The material below should be written out in full and exactly; pictures stay out of the copy.

### Supplied material
>>
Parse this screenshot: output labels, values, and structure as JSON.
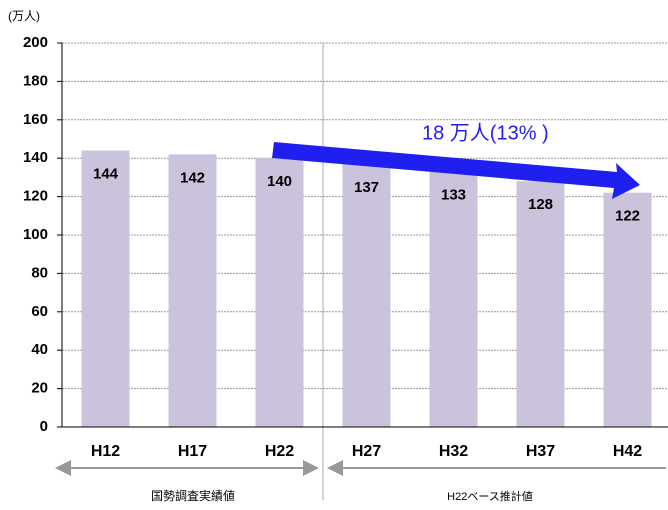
{
  "chart_data": {
    "type": "bar",
    "unit_label": "(万人)",
    "categories": [
      "H12",
      "H17",
      "H22",
      "H27",
      "H32",
      "H37",
      "H42"
    ],
    "values": [
      144,
      142,
      140,
      137,
      133,
      128,
      122
    ],
    "color": "#cbc3dc",
    "ylim": [
      0,
      200
    ],
    "yticks": [
      0,
      20,
      40,
      60,
      80,
      100,
      120,
      140,
      160,
      180,
      200
    ],
    "grid": true,
    "annotation": "18 万人(13% )",
    "groups": [
      "国勢調査実績値",
      "H22ベース推計値"
    ]
  }
}
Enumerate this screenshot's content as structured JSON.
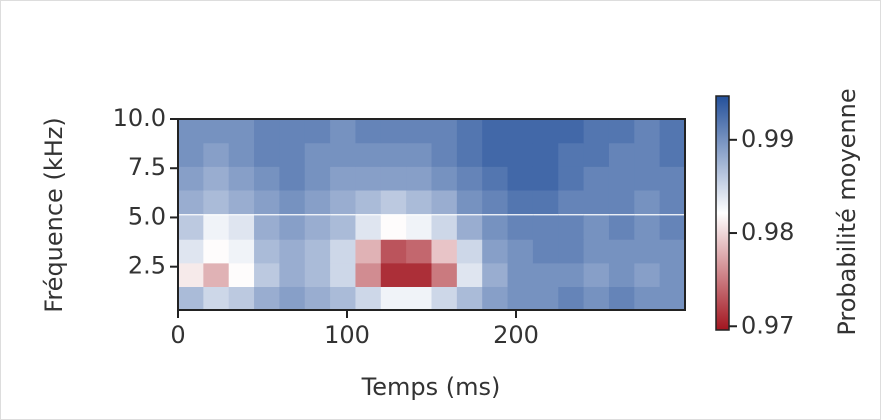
{
  "chart_data": {
    "type": "heatmap",
    "xlabel": "Temps (ms)",
    "ylabel": "Fréquence (kHz)",
    "colorbar_label": "Probabilité moyenne",
    "x": [
      7.5,
      22.5,
      37.5,
      52.5,
      67.5,
      82.5,
      97.5,
      112.5,
      127.5,
      142.5,
      157.5,
      172.5,
      187.5,
      202.5,
      217.5,
      232.5,
      247.5,
      262.5,
      277.5,
      292.5
    ],
    "y": [
      0.9,
      2.1,
      3.3,
      4.5,
      5.8,
      7.0,
      8.2,
      9.4
    ],
    "z": [
      [
        0.987,
        0.985,
        0.986,
        0.988,
        0.989,
        0.988,
        0.987,
        0.985,
        0.983,
        0.983,
        0.985,
        0.987,
        0.989,
        0.99,
        0.99,
        0.991,
        0.99,
        0.991,
        0.99,
        0.99
      ],
      [
        0.981,
        0.978,
        0.982,
        0.986,
        0.988,
        0.987,
        0.985,
        0.976,
        0.971,
        0.971,
        0.975,
        0.984,
        0.988,
        0.99,
        0.99,
        0.99,
        0.989,
        0.99,
        0.989,
        0.99
      ],
      [
        0.984,
        0.982,
        0.983,
        0.987,
        0.988,
        0.987,
        0.985,
        0.978,
        0.973,
        0.974,
        0.979,
        0.985,
        0.989,
        0.99,
        0.991,
        0.991,
        0.99,
        0.99,
        0.99,
        0.99
      ],
      [
        0.986,
        0.983,
        0.984,
        0.988,
        0.989,
        0.988,
        0.987,
        0.984,
        0.982,
        0.983,
        0.985,
        0.988,
        0.99,
        0.991,
        0.991,
        0.991,
        0.99,
        0.991,
        0.99,
        0.991
      ],
      [
        0.988,
        0.987,
        0.988,
        0.989,
        0.99,
        0.989,
        0.988,
        0.987,
        0.986,
        0.987,
        0.988,
        0.99,
        0.991,
        0.992,
        0.992,
        0.991,
        0.991,
        0.991,
        0.99,
        0.991
      ],
      [
        0.989,
        0.988,
        0.989,
        0.99,
        0.991,
        0.99,
        0.989,
        0.989,
        0.989,
        0.989,
        0.99,
        0.991,
        0.992,
        0.993,
        0.993,
        0.992,
        0.991,
        0.991,
        0.991,
        0.991
      ],
      [
        0.99,
        0.989,
        0.99,
        0.991,
        0.991,
        0.99,
        0.99,
        0.99,
        0.99,
        0.99,
        0.991,
        0.992,
        0.993,
        0.993,
        0.993,
        0.992,
        0.992,
        0.991,
        0.991,
        0.992
      ],
      [
        0.99,
        0.99,
        0.99,
        0.991,
        0.991,
        0.991,
        0.99,
        0.991,
        0.991,
        0.991,
        0.991,
        0.992,
        0.993,
        0.993,
        0.993,
        0.993,
        0.992,
        0.992,
        0.991,
        0.992
      ]
    ],
    "xlim": [
      0,
      300
    ],
    "xticks": [
      0,
      100,
      200
    ],
    "ylim": [
      0.3,
      10.0
    ],
    "yticks": [
      {
        "value": 10,
        "label": "10.0"
      },
      7.5,
      {
        "value": 5,
        "label": "5.0"
      },
      2.5
    ],
    "clim": [
      0.9696,
      0.9947
    ],
    "cticks": [
      0.97,
      0.98,
      0.99
    ],
    "colormap": [
      "#a2151f",
      "#ffffff",
      "#24509a"
    ]
  }
}
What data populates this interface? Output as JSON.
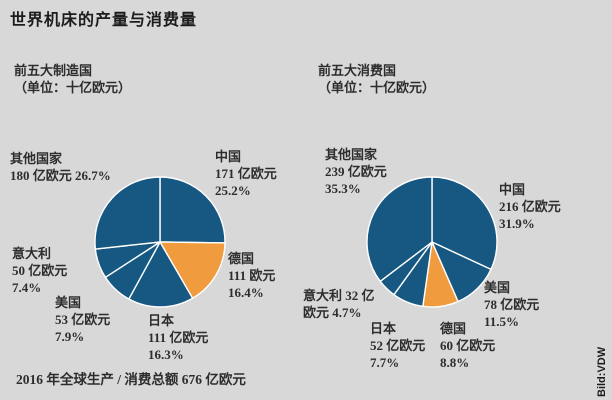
{
  "title": "世界机床的产量与消费量",
  "footer_note": "2016 年全球生产 / 消费总额 676 亿欧元",
  "credit": "Bild:VDW",
  "colors": {
    "background": "#d8d8d8",
    "blue": "#165881",
    "orange": "#f09b3d",
    "divider": "#ffffff",
    "text": "#2d2d2d"
  },
  "chart_data": [
    {
      "type": "pie",
      "id": "production",
      "title": "前五大制造国",
      "unit": "（单位：十亿欧元）",
      "legend_position": "around",
      "slices": [
        {
          "id": "china",
          "name": "中国",
          "value": "171 亿欧元",
          "pct": 25.2,
          "color": "blue",
          "label_lines": [
            "中国",
            "171 亿欧元",
            "25.2%"
          ]
        },
        {
          "id": "germany",
          "name": "德国",
          "value": "111 欧元",
          "pct": 16.4,
          "color": "orange",
          "label_lines": [
            "德国",
            "111 欧元",
            "16.4%"
          ]
        },
        {
          "id": "japan",
          "name": "日本",
          "value": "111 亿欧元",
          "pct": 16.3,
          "color": "blue",
          "label_lines": [
            "日本",
            "111 亿欧元",
            "16.3%"
          ]
        },
        {
          "id": "usa",
          "name": "美国",
          "value": "53 亿欧元",
          "pct": 7.9,
          "color": "blue",
          "label_lines": [
            "美国",
            "53 亿欧元",
            "7.9%"
          ]
        },
        {
          "id": "italy",
          "name": "意大利",
          "value": "50 亿欧元",
          "pct": 7.4,
          "color": "blue",
          "label_lines": [
            "意大利",
            "50 亿欧元",
            "7.4%"
          ]
        },
        {
          "id": "others",
          "name": "其他国家",
          "value": "180 亿欧元",
          "pct": 26.7,
          "color": "blue",
          "label_lines": [
            "其他国家",
            "180 亿欧元 26.7%"
          ]
        }
      ]
    },
    {
      "type": "pie",
      "id": "consumption",
      "title": "前五大消费国",
      "unit": "（单位：十亿欧元）",
      "legend_position": "around",
      "slices": [
        {
          "id": "china",
          "name": "中国",
          "value": "216 亿欧元",
          "pct": 31.9,
          "color": "blue",
          "label_lines": [
            "中国",
            "216 亿欧元",
            "31.9%"
          ]
        },
        {
          "id": "usa",
          "name": "美国",
          "value": "78 亿欧元",
          "pct": 11.5,
          "color": "blue",
          "label_lines": [
            "美国",
            "78 亿欧元",
            "11.5%"
          ]
        },
        {
          "id": "germany",
          "name": "德国",
          "value": "60 亿欧元",
          "pct": 8.8,
          "color": "orange",
          "label_lines": [
            "德国",
            "60 亿欧元",
            "8.8%"
          ]
        },
        {
          "id": "japan",
          "name": "日本",
          "value": "52 亿欧元",
          "pct": 7.7,
          "color": "blue",
          "label_lines": [
            "日本",
            "52 亿欧元",
            "7.7%"
          ]
        },
        {
          "id": "italy",
          "name": "意大利",
          "value": "32 亿欧元",
          "pct": 4.7,
          "color": "blue",
          "label_lines": [
            "意大利 32 亿",
            "欧元 4.7%"
          ]
        },
        {
          "id": "others",
          "name": "其他国家",
          "value": "239 亿欧元",
          "pct": 35.3,
          "color": "blue",
          "label_lines": [
            "其他国家",
            "239 亿欧元",
            "35.3%"
          ]
        }
      ]
    }
  ]
}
<<
### Answer for this exercise
Parse this screenshot: output labels, values, and structure as JSON.
{
  "chart_data": {
    "type": "bar",
    "unit_label": "(万人)",
    "categories": [
      "H12",
      "H17",
      "H22",
      "H27",
      "H32",
      "H37",
      "H42"
    ],
    "values": [
      144,
      142,
      140,
      137,
      133,
      128,
      122
    ],
    "color": "#cbc3dc",
    "ylim": [
      0,
      200
    ],
    "yticks": [
      0,
      20,
      40,
      60,
      80,
      100,
      120,
      140,
      160,
      180,
      200
    ],
    "grid": true,
    "annotation": "18 万人(13% )",
    "groups": [
      "国勢調査実績値",
      "H22ベース推計値"
    ]
  }
}
Enumerate this screenshot's content as structured JSON.
{
  "chart_data": {
    "type": "heatmap",
    "xlabel": "Temps (ms)",
    "ylabel": "Fréquence (kHz)",
    "colorbar_label": "Probabilité moyenne",
    "x": [
      7.5,
      22.5,
      37.5,
      52.5,
      67.5,
      82.5,
      97.5,
      112.5,
      127.5,
      142.5,
      157.5,
      172.5,
      187.5,
      202.5,
      217.5,
      232.5,
      247.5,
      262.5,
      277.5,
      292.5
    ],
    "y": [
      0.9,
      2.1,
      3.3,
      4.5,
      5.8,
      7.0,
      8.2,
      9.4
    ],
    "z": [
      [
        0.987,
        0.985,
        0.986,
        0.988,
        0.989,
        0.988,
        0.987,
        0.985,
        0.983,
        0.983,
        0.985,
        0.987,
        0.989,
        0.99,
        0.99,
        0.991,
        0.99,
        0.991,
        0.99,
        0.99
      ],
      [
        0.981,
        0.978,
        0.982,
        0.986,
        0.988,
        0.987,
        0.985,
        0.976,
        0.971,
        0.971,
        0.975,
        0.984,
        0.988,
        0.99,
        0.99,
        0.99,
        0.989,
        0.99,
        0.989,
        0.99
      ],
      [
        0.984,
        0.982,
        0.983,
        0.987,
        0.988,
        0.987,
        0.985,
        0.978,
        0.973,
        0.974,
        0.979,
        0.985,
        0.989,
        0.99,
        0.991,
        0.991,
        0.99,
        0.99,
        0.99,
        0.99
      ],
      [
        0.986,
        0.983,
        0.984,
        0.988,
        0.989,
        0.988,
        0.987,
        0.984,
        0.982,
        0.983,
        0.985,
        0.988,
        0.99,
        0.991,
        0.991,
        0.991,
        0.99,
        0.991,
        0.99,
        0.991
      ],
      [
        0.988,
        0.987,
        0.988,
        0.989,
        0.99,
        0.989,
        0.988,
        0.987,
        0.986,
        0.987,
        0.988,
        0.99,
        0.991,
        0.992,
        0.992,
        0.991,
        0.991,
        0.991,
        0.99,
        0.991
      ],
      [
        0.989,
        0.988,
        0.989,
        0.99,
        0.991,
        0.99,
        0.989,
        0.989,
        0.989,
        0.989,
        0.99,
        0.991,
        0.992,
        0.993,
        0.993,
        0.992,
        0.991,
        0.991,
        0.991,
        0.991
      ],
      [
        0.99,
        0.989,
        0.99,
        0.991,
        0.991,
        0.99,
        0.99,
        0.99,
        0.99,
        0.99,
        0.991,
        0.992,
        0.993,
        0.993,
        0.993,
        0.992,
        0.992,
        0.991,
        0.991,
        0.992
      ],
      [
        0.99,
        0.99,
        0.99,
        0.991,
        0.991,
        0.991,
        0.99,
        0.991,
        0.991,
        0.991,
        0.991,
        0.992,
        0.993,
        0.993,
        0.993,
        0.993,
        0.992,
        0.992,
        0.991,
        0.992
      ]
    ],
    "xlim": [
      0,
      300
    ],
    "xticks": [
      0,
      100,
      200
    ],
    "ylim": [
      0.3,
      10.0
    ],
    "yticks": [
      {
        "value": 10,
        "label": "10.0"
      },
      7.5,
      {
        "value": 5,
        "label": "5.0"
      },
      2.5
    ],
    "clim": [
      0.9696,
      0.9947
    ],
    "cticks": [
      0.97,
      0.98,
      0.99
    ],
    "colormap": [
      "#a2151f",
      "#ffffff",
      "#24509a"
    ]
  }
}
What data populates this interface? Output as JSON.
{
  "title": "世界机床的产量与消费量",
  "footer_note": "2016 年全球生产 / 消费总额 676 亿欧元",
  "credit": "Bild:VDW",
  "colors": {
    "background": "#d8d8d8",
    "blue": "#165881",
    "orange": "#f09b3d",
    "divider": "#ffffff",
    "text": "#2d2d2d"
  },
  "chart_data": [
    {
      "type": "pie",
      "id": "production",
      "title": "前五大制造国",
      "unit": "（单位：十亿欧元）",
      "legend_position": "around",
      "slices": [
        {
          "id": "china",
          "name": "中国",
          "value": "171 亿欧元",
          "pct": 25.2,
          "color": "blue",
          "label_lines": [
            "中国",
            "171 亿欧元",
            "25.2%"
          ]
        },
        {
          "id": "germany",
          "name": "德国",
          "value": "111 欧元",
          "pct": 16.4,
          "color": "orange",
          "label_lines": [
            "德国",
            "111 欧元",
            "16.4%"
          ]
        },
        {
          "id": "japan",
          "name": "日本",
          "value": "111 亿欧元",
          "pct": 16.3,
          "color": "blue",
          "label_lines": [
            "日本",
            "111 亿欧元",
            "16.3%"
          ]
        },
        {
          "id": "usa",
          "name": "美国",
          "value": "53 亿欧元",
          "pct": 7.9,
          "color": "blue",
          "label_lines": [
            "美国",
            "53 亿欧元",
            "7.9%"
          ]
        },
        {
          "id": "italy",
          "name": "意大利",
          "value": "50 亿欧元",
          "pct": 7.4,
          "color": "blue",
          "label_lines": [
            "意大利",
            "50 亿欧元",
            "7.4%"
          ]
        },
        {
          "id": "others",
          "name": "其他国家",
          "value": "180 亿欧元",
          "pct": 26.7,
          "color": "blue",
          "label_lines": [
            "其他国家",
            "180 亿欧元 26.7%"
          ]
        }
      ]
    },
    {
      "type": "pie",
      "id": "consumption",
      "title": "前五大消费国",
      "unit": "（单位：十亿欧元）",
      "legend_position": "around",
      "slices": [
        {
          "id": "china",
          "name": "中国",
          "value": "216 亿欧元",
          "pct": 31.9,
          "color": "blue",
          "label_lines": [
            "中国",
            "216 亿欧元",
            "31.9%"
          ]
        },
        {
          "id": "usa",
          "name": "美国",
          "value": "78 亿欧元",
          "pct": 11.5,
          "color": "blue",
          "label_lines": [
            "美国",
            "78 亿欧元",
            "11.5%"
          ]
        },
        {
          "id": "germany",
          "name": "德国",
          "value": "60 亿欧元",
          "pct": 8.8,
          "color": "orange",
          "label_lines": [
            "德国",
            "60 亿欧元",
            "8.8%"
          ]
        },
        {
          "id": "japan",
          "name": "日本",
          "value": "52 亿欧元",
          "pct": 7.7,
          "color": "blue",
          "label_lines": [
            "日本",
            "52 亿欧元",
            "7.7%"
          ]
        },
        {
          "id": "italy",
          "name": "意大利",
          "value": "32 亿欧元",
          "pct": 4.7,
          "color": "blue",
          "label_lines": [
            "意大利 32 亿",
            "欧元 4.7%"
          ]
        },
        {
          "id": "others",
          "name": "其他国家",
          "value": "239 亿欧元",
          "pct": 35.3,
          "color": "blue",
          "label_lines": [
            "其他国家",
            "239 亿欧元",
            "35.3%"
          ]
        }
      ]
    }
  ]
}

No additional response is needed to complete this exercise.